### RETOS:
(a) Según el texto sobre Patanemo, ¿a qué distancia del principal puerto de Venezuela se encuentra la playa de Patanemo?
(b) Cambia "trueques" por "intercambios" en el pasaje del texto sobre Patanemo que empieza con las palabras que contienen "En mayo, pocas" y termina con "poco valor comercial.", y transcribe el pasaje resultante.

### FRAGMENTO PARA LEER:
* * * * * * * * *
“El pescado que uno agarra es para cambiar o regalar”, dice Yofrán Arias pescador

“El pescado que uno agarra es para cambiar o regalar”, dice Yofrán Arias pescador

PATANEMO, Venezuela, 7 de (Reuters) – La playa de Patanemo, a unos 15 minutos del principal puerto de Venezuela, empezó a recibir cada vez menos turistas desde que la zona se quedó sin servicio de telefonía hace dos años y la vía se volvió aún más vulnerable a los robos que sacuden las carreteras del peligroso país petrolero.

En mayo, pocas personas se acercaban a media mañana a la bahía, casi todas a pie desde el pueblo cercano y sin dinero en efectivo para comprar la pesca del día. Como no hay señal telefónica para transar la venta ni tampoco efectivo, en la soledad de la playa la población sobrevive haciendo trueques.

“El pescado que uno agarra es para cambiar o regalar”, dice Yofrán Arias, uno de los 15 pescadores que ese día se reunían en una esquina de la playa vacía, mientras limpia media docena de macabís, un pescado con muchas espinas y poco valor comercial.

“Aquí llegan con cambures, plátanos o arroz (…) Como los reales (el dinero) ya no alcanzan para comprar nada, es mejor que traigan lo que uno va a comer y les damos pescado”, explica Arias, mientras en la arena otros compañeros recogen las redes y tres señoras caminan con bolsas.
* * * * * * * * *
### DATOS BRUTOS:

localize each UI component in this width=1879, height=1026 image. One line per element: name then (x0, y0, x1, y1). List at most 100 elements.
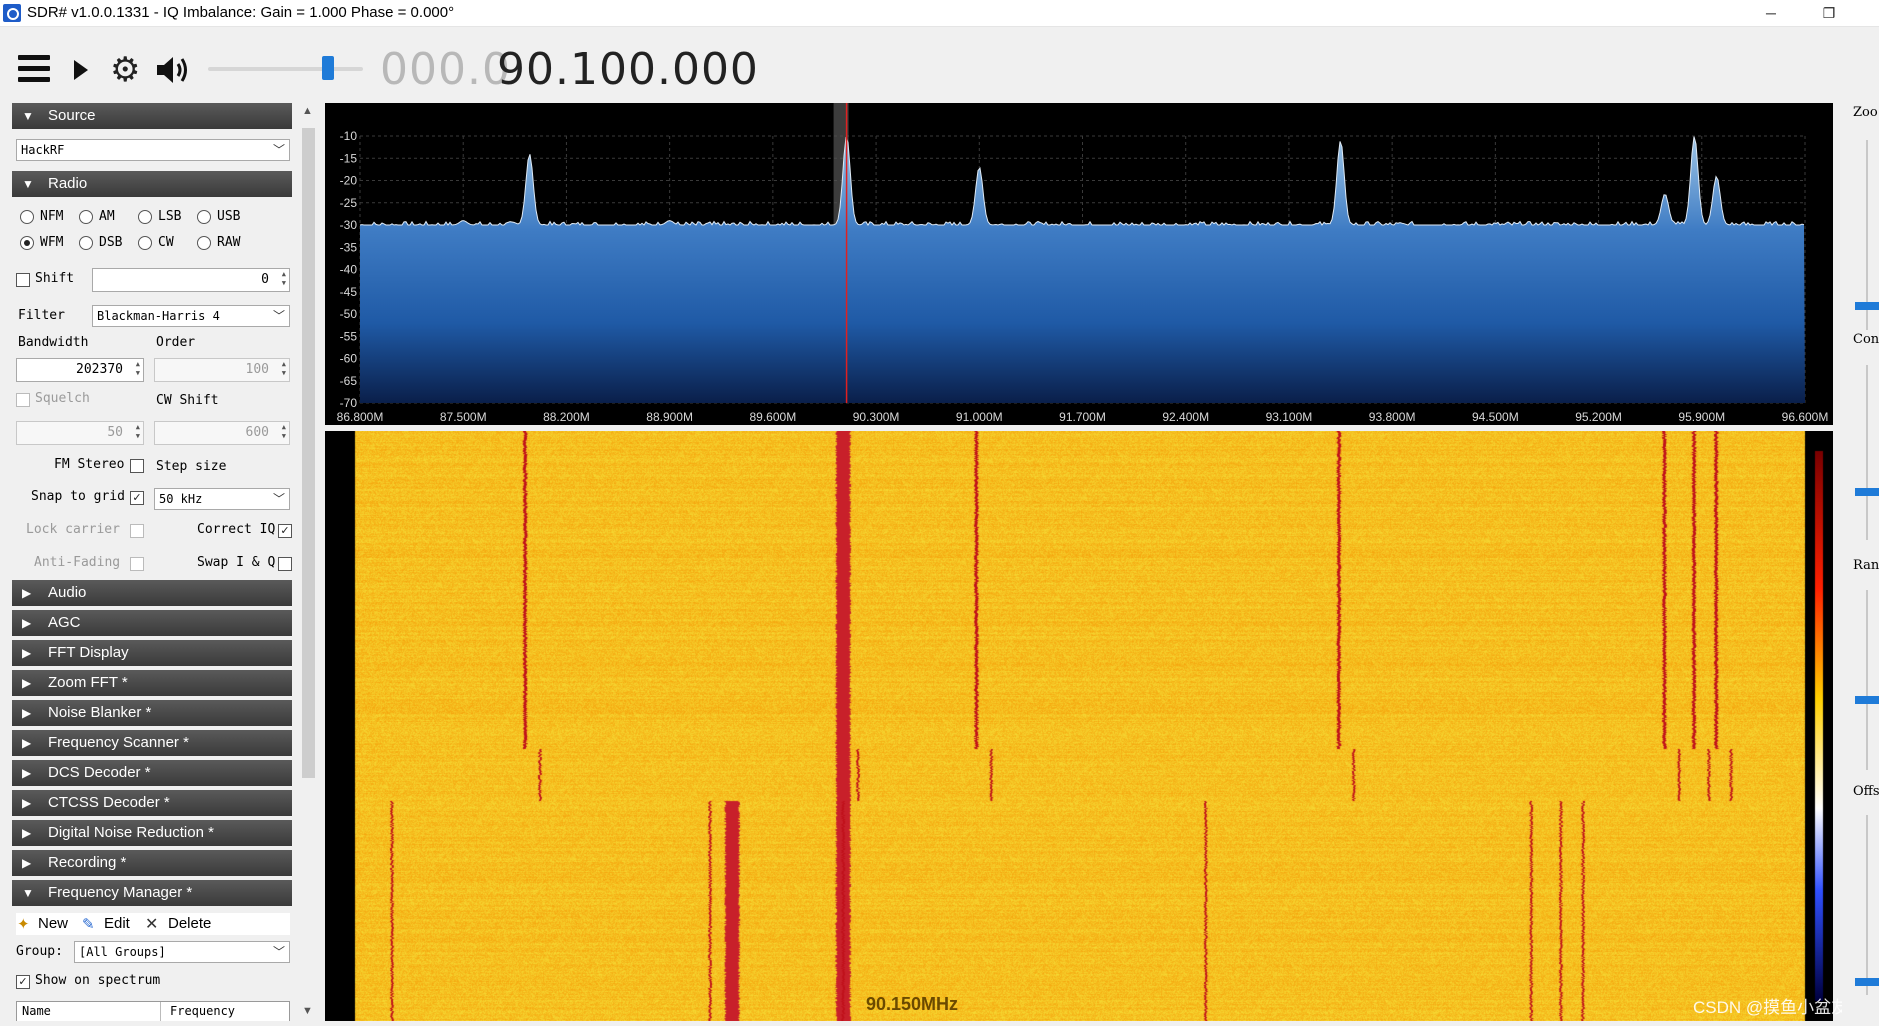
contrast-slider-thumb[interactable] (1855, 488, 1879, 496)
swap-iq-checkbox[interactable] (278, 557, 292, 571)
range-slider[interactable] (1866, 590, 1868, 770)
section-recording[interactable]: ▶ Recording * (12, 850, 292, 876)
spectrum-plot[interactable]: -10-15-20-25-30-35-40-45-50-55-60-65-708… (325, 103, 1833, 425)
spinner-arrows-icon: ▲ ▼ (281, 423, 286, 440)
show-on-spectrum-label: Show on spectrum (35, 973, 161, 988)
scroll-down-icon[interactable]: ▼ (302, 1005, 313, 1017)
shift-checkbox[interactable] (16, 273, 30, 287)
mode-lsb-radio[interactable] (138, 210, 152, 224)
mode-dsb-radio[interactable] (79, 236, 93, 250)
cw-shift-spinner[interactable]: 600 ▲ ▼ (154, 421, 290, 445)
waterfall-canvas[interactable] (325, 431, 1833, 1021)
step-size-label: Step size (156, 459, 227, 474)
mode-lsb-label: LSB (158, 209, 182, 224)
edit-button[interactable]: Edit (104, 915, 130, 932)
x-tick-label: 95.900M (1678, 410, 1725, 424)
filter-select[interactable]: Blackman-Harris 4 ﹀ (92, 305, 290, 327)
squelch-label: Squelch (35, 391, 90, 406)
y-tick-label: -60 (340, 352, 358, 366)
delete-icon[interactable]: ✕ (145, 914, 158, 934)
section-frequency-scanner[interactable]: ▶ Frequency Scanner * (12, 730, 292, 756)
group-select[interactable]: [All Groups] ﹀ (74, 941, 290, 963)
column-header-frequency[interactable]: Frequency (170, 1004, 235, 1018)
mode-usb-label: USB (217, 209, 241, 224)
contrast-slider[interactable] (1866, 365, 1868, 540)
section-ctcss-decoder[interactable]: ▶ CTCSS Decoder * (12, 790, 292, 816)
scroll-up-icon[interactable]: ▲ (302, 105, 313, 117)
section-dcs-decoder[interactable]: ▶ DCS Decoder * (12, 760, 292, 786)
edit-icon[interactable]: ✎ (82, 915, 95, 933)
mode-wfm-label: WFM (40, 235, 64, 250)
step-size-select[interactable]: 50 kHz ﹀ (154, 488, 290, 510)
shift-value: 0 (261, 272, 269, 287)
control-panel-scrollbar-thumb[interactable] (302, 128, 315, 778)
show-on-spectrum-checkbox[interactable]: ✓ (16, 975, 30, 989)
section-agc[interactable]: ▶ AGC (12, 610, 292, 636)
fm-stereo-checkbox[interactable] (130, 459, 144, 473)
mode-nfm-radio[interactable] (20, 210, 34, 224)
volume-slider[interactable] (208, 67, 363, 71)
anti-fading-label: Anti-Fading (34, 555, 121, 570)
bandwidth-spinner[interactable]: 202370 ▲ ▼ (16, 358, 144, 382)
speaker-icon[interactable] (155, 53, 193, 87)
column-header-name[interactable]: Name (22, 1004, 51, 1018)
mode-cw-radio[interactable] (138, 236, 152, 250)
filter-value: Blackman-Harris 4 (97, 309, 220, 323)
order-spinner[interactable]: 100 ▲ ▼ (154, 358, 290, 382)
offset-slider[interactable] (1866, 815, 1868, 995)
spectrum-analyzer[interactable]: -10 -15 -20 -25 -30 -35 -40 -45 -50 -55 -60 -65 -70 8… (325, 103, 1833, 425)
section-zoom-fft[interactable]: ▶ Zoom FFT * (12, 670, 292, 696)
section-frequency-manager[interactable]: ▼ Frequency Manager * (12, 880, 292, 906)
section-noise-blanker[interactable]: ▶ Noise Blanker * (12, 700, 292, 726)
correct-iq-checkbox[interactable]: ✓ (278, 524, 292, 538)
section-fft-display[interactable]: ▶ FFT Display (12, 640, 292, 666)
squelch-spinner[interactable]: 50 ▲ ▼ (16, 421, 144, 445)
section-source[interactable]: ▼ Source (12, 103, 292, 129)
zoom-slider-thumb[interactable] (1855, 302, 1879, 310)
anti-fading-checkbox[interactable] (130, 557, 144, 571)
x-tick-label: 94.500M (1472, 410, 1519, 424)
hamburger-menu-icon[interactable] (18, 55, 50, 83)
section-digital-noise-reduction[interactable]: ▶ Digital Noise Reduction * (12, 820, 292, 846)
x-tick-label: 93.100M (1266, 410, 1313, 424)
x-tick-label: 88.900M (646, 410, 693, 424)
shift-spinner[interactable]: 0 ▲ ▼ (92, 268, 290, 292)
section-audio[interactable]: ▶ Audio (12, 580, 292, 606)
section-noise-blanker-label: Noise Blanker * (48, 704, 152, 721)
new-icon[interactable]: ✦ (17, 915, 30, 933)
frequency-display-leading[interactable]: 000.0 (380, 44, 511, 95)
volume-slider-thumb[interactable] (322, 56, 334, 80)
delete-button[interactable]: Delete (168, 915, 211, 932)
step-size-value: 50 kHz (159, 492, 203, 506)
range-label: Rang (1853, 558, 1879, 573)
section-digital-noise-reduction-label: Digital Noise Reduction * (48, 824, 214, 841)
mode-cw-label: CW (158, 235, 174, 250)
mode-am-radio[interactable] (79, 210, 93, 224)
order-value: 100 (245, 362, 269, 377)
frequency-display[interactable]: 90.100.000 (497, 44, 759, 95)
offset-slider-thumb[interactable] (1855, 978, 1879, 986)
section-dcs-decoder-label: DCS Decoder * (48, 764, 151, 781)
new-button[interactable]: New (38, 915, 68, 932)
lock-carrier-checkbox[interactable] (130, 524, 144, 538)
y-tick-label: -65 (340, 374, 358, 388)
waterfall-display[interactable] (325, 431, 1833, 1021)
x-tick-label: 93.800M (1369, 410, 1416, 424)
section-zoom-fft-label: Zoom FFT * (48, 674, 128, 691)
snap-to-grid-checkbox[interactable]: ✓ (130, 491, 144, 505)
gear-icon[interactable]: ⚙ (110, 53, 140, 87)
mode-usb-radio[interactable] (197, 210, 211, 224)
group-label: Group: (16, 944, 63, 959)
source-device-select[interactable]: HackRF ﹀ (16, 139, 290, 161)
play-icon[interactable] (74, 60, 88, 80)
section-radio[interactable]: ▼ Radio (12, 171, 292, 197)
mode-wfm-radio[interactable] (20, 236, 34, 250)
maximize-button[interactable]: ❐ (1809, 2, 1849, 24)
y-tick-label: -35 (340, 240, 358, 254)
mode-dsb-label: DSB (99, 235, 123, 250)
minimize-button[interactable]: ─ (1751, 2, 1791, 24)
mode-raw-radio[interactable] (197, 236, 211, 250)
x-tick-label: 91.000M (956, 410, 1003, 424)
squelch-checkbox[interactable] (16, 393, 30, 407)
range-slider-thumb[interactable] (1855, 696, 1879, 704)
* * * * * * * * *
### RESULTADOS:
(a) A unos 15 minutos.

(b)
En mayo, pocas personas se acercaban a media mañana a la bahía, casi todas a pie desde el pueblo cercano y sin dinero en efectivo para comprar la pesca del día. Como no hay señal telefónica para transar la venta ni tampoco efectivo, en la soledad de la playa la población sobrevive haciendo intercambios.

“El pescado que uno agarra es para cambiar o regalar”, dice Yofrán Arias, uno de los 15 pescadores que ese día se reunían en una esquina de la playa vacía, mientras limpia media docena de macabís, un pescado con muchas espinas y poco valor comercial.